___ Data provided ___
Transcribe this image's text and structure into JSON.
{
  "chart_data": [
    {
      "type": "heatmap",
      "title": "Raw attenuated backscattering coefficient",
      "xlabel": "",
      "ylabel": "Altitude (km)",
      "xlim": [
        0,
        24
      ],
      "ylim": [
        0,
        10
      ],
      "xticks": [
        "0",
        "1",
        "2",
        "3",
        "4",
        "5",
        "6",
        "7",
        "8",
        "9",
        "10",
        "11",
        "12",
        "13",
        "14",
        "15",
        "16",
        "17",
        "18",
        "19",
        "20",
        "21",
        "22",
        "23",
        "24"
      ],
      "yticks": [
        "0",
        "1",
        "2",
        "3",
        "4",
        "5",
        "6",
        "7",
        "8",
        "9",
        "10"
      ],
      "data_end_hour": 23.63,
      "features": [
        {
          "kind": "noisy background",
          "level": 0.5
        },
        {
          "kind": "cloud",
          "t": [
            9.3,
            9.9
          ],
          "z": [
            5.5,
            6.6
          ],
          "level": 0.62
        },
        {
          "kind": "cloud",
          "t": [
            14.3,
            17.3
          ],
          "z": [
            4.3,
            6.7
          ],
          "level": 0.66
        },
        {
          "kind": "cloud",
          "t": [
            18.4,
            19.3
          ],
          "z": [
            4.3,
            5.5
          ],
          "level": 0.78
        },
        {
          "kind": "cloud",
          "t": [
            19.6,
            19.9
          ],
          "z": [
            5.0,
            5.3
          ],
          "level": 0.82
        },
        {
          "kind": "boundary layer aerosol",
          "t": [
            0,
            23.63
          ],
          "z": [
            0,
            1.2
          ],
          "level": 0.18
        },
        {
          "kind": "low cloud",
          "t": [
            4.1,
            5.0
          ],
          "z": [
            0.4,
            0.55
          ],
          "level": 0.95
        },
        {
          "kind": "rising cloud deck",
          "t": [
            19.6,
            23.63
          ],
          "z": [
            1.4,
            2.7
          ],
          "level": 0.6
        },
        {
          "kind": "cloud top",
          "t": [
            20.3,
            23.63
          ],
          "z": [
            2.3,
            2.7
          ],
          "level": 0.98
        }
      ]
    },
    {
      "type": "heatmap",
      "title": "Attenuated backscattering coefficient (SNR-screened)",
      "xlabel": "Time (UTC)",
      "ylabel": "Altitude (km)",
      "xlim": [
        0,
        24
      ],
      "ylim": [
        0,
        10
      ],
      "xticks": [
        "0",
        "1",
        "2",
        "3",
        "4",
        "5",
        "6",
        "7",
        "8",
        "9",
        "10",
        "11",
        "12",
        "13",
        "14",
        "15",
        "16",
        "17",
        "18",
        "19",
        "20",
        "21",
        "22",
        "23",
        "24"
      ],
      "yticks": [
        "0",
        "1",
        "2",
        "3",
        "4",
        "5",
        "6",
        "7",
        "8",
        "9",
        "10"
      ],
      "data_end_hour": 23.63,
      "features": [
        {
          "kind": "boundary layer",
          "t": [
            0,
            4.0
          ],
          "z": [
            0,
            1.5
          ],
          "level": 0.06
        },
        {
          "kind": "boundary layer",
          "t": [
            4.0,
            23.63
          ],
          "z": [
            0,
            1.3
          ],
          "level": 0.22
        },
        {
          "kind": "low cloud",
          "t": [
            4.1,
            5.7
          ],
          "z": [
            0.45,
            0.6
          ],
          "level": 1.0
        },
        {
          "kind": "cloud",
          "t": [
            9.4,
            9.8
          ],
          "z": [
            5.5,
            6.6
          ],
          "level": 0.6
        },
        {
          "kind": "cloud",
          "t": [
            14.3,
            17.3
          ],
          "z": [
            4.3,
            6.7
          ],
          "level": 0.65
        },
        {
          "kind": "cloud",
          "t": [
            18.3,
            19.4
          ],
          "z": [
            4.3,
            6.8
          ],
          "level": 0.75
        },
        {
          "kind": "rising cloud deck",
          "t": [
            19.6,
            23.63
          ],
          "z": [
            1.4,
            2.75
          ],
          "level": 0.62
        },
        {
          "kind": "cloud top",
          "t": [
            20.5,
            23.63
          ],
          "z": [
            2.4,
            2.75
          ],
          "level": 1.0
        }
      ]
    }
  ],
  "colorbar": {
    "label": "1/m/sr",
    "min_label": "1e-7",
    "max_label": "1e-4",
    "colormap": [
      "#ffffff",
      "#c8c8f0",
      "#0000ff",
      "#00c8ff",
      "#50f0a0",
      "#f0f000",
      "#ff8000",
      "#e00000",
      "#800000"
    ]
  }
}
___
▶ Stated task:
Print the whole listing again, exactly.

▶ Output for this task:
Transcribe this image's text and structure into JSON.
{
  "chart_data": [
    {
      "type": "heatmap",
      "title": "Raw attenuated backscattering coefficient",
      "xlabel": "",
      "ylabel": "Altitude (km)",
      "xlim": [
        0,
        24
      ],
      "ylim": [
        0,
        10
      ],
      "xticks": [
        "0",
        "1",
        "2",
        "3",
        "4",
        "5",
        "6",
        "7",
        "8",
        "9",
        "10",
        "11",
        "12",
        "13",
        "14",
        "15",
        "16",
        "17",
        "18",
        "19",
        "20",
        "21",
        "22",
        "23",
        "24"
      ],
      "yticks": [
        "0",
        "1",
        "2",
        "3",
        "4",
        "5",
        "6",
        "7",
        "8",
        "9",
        "10"
      ],
      "data_end_hour": 23.63,
      "features": [
        {
          "kind": "noisy background",
          "level": 0.5
        },
        {
          "kind": "cloud",
          "t": [
            9.3,
            9.9
          ],
          "z": [
            5.5,
            6.6
          ],
          "level": 0.62
        },
        {
          "kind": "cloud",
          "t": [
            14.3,
            17.3
          ],
          "z": [
            4.3,
            6.7
          ],
          "level": 0.66
        },
        {
          "kind": "cloud",
          "t": [
            18.4,
            19.3
          ],
          "z": [
            4.3,
            5.5
          ],
          "level": 0.78
        },
        {
          "kind": "cloud",
          "t": [
            19.6,
            19.9
          ],
          "z": [
            5.0,
            5.3
          ],
          "level": 0.82
        },
        {
          "kind": "boundary layer aerosol",
          "t": [
            0,
            23.63
          ],
          "z": [
            0,
            1.2
          ],
          "level": 0.18
        },
        {
          "kind": "low cloud",
          "t": [
            4.1,
            5.0
          ],
          "z": [
            0.4,
            0.55
          ],
          "level": 0.95
        },
        {
          "kind": "rising cloud deck",
          "t": [
            19.6,
            23.63
          ],
          "z": [
            1.4,
            2.7
          ],
          "level": 0.6
        },
        {
          "kind": "cloud top",
          "t": [
            20.3,
            23.63
          ],
          "z": [
            2.3,
            2.7
          ],
          "level": 0.98
        }
      ]
    },
    {
      "type": "heatmap",
      "title": "Attenuated backscattering coefficient (SNR-screened)",
      "xlabel": "Time (UTC)",
      "ylabel": "Altitude (km)",
      "xlim": [
        0,
        24
      ],
      "ylim": [
        0,
        10
      ],
      "xticks": [
        "0",
        "1",
        "2",
        "3",
        "4",
        "5",
        "6",
        "7",
        "8",
        "9",
        "10",
        "11",
        "12",
        "13",
        "14",
        "15",
        "16",
        "17",
        "18",
        "19",
        "20",
        "21",
        "22",
        "23",
        "24"
      ],
      "yticks": [
        "0",
        "1",
        "2",
        "3",
        "4",
        "5",
        "6",
        "7",
        "8",
        "9",
        "10"
      ],
      "data_end_hour": 23.63,
      "features": [
        {
          "kind": "boundary layer",
          "t": [
            0,
            4.0
          ],
          "z": [
            0,
            1.5
          ],
          "level": 0.06
        },
        {
          "kind": "boundary layer",
          "t": [
            4.0,
            23.63
          ],
          "z": [
            0,
            1.3
          ],
          "level": 0.22
        },
        {
          "kind": "low cloud",
          "t": [
            4.1,
            5.7
          ],
          "z": [
            0.45,
            0.6
          ],
          "level": 1.0
        },
        {
          "kind": "cloud",
          "t": [
            9.4,
            9.8
          ],
          "z": [
            5.5,
            6.6
          ],
          "level": 0.6
        },
        {
          "kind": "cloud",
          "t": [
            14.3,
            17.3
          ],
          "z": [
            4.3,
            6.7
          ],
          "level": 0.65
        },
        {
          "kind": "cloud",
          "t": [
            18.3,
            19.4
          ],
          "z": [
            4.3,
            6.8
          ],
          "level": 0.75
        },
        {
          "kind": "rising cloud deck",
          "t": [
            19.6,
            23.63
          ],
          "z": [
            1.4,
            2.75
          ],
          "level": 0.62
        },
        {
          "kind": "cloud top",
          "t": [
            20.5,
            23.63
          ],
          "z": [
            2.4,
            2.75
          ],
          "level": 1.0
        }
      ]
    }
  ],
  "colorbar": {
    "label": "1/m/sr",
    "min_label": "1e-7",
    "max_label": "1e-4",
    "colormap": [
      "#ffffff",
      "#c8c8f0",
      "#0000ff",
      "#00c8ff",
      "#50f0a0",
      "#f0f000",
      "#ff8000",
      "#e00000",
      "#800000"
    ]
  }
}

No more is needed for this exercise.